**Stated goal:** Copy out the material below word for word, leaving out the pictures.

Extracted records:
━━━━

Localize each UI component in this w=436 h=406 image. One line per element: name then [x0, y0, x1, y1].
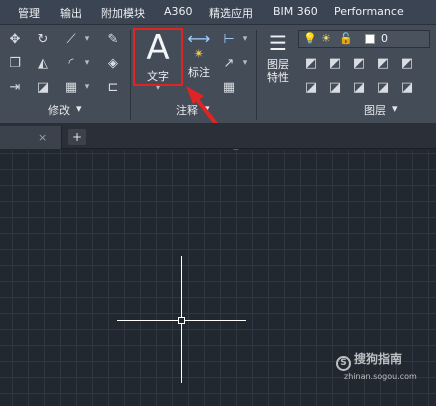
sogou-logo-icon: S [336, 356, 351, 371]
file-tab-strip: × + [0, 123, 436, 149]
watermark-url: zhinan.sogou.com [344, 372, 417, 381]
watermark: S 搜狗指南 zhinan.sogou.com [336, 350, 417, 381]
watermark-text: 搜狗指南 [354, 352, 403, 366]
new-tab-button[interactable]: + [68, 129, 86, 145]
drawing-file-tab[interactable]: × [0, 126, 62, 149]
close-icon[interactable]: × [38, 131, 47, 144]
crosshair-pickbox [178, 317, 185, 324]
callout-arrow-head [186, 86, 204, 104]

━━━━

**Answer for the task:**
Localize each UI component in this w=436 h=406 image. One line per element: name then [x0, y0, x1, y1].
sogou-logo-icon: S [336, 356, 351, 371]
file-tab-strip: × + [0, 123, 436, 149]
watermark-url: zhinan.sogou.com [344, 372, 417, 381]
watermark: S 搜狗指南 zhinan.sogou.com [336, 350, 417, 381]
watermark-text: 搜狗指南 [354, 352, 403, 366]
new-tab-button[interactable]: + [68, 129, 86, 145]
drawing-file-tab[interactable]: × [0, 126, 62, 149]
close-icon[interactable]: × [38, 131, 47, 144]
crosshair-pickbox [178, 317, 185, 324]
callout-arrow-head [186, 86, 204, 104]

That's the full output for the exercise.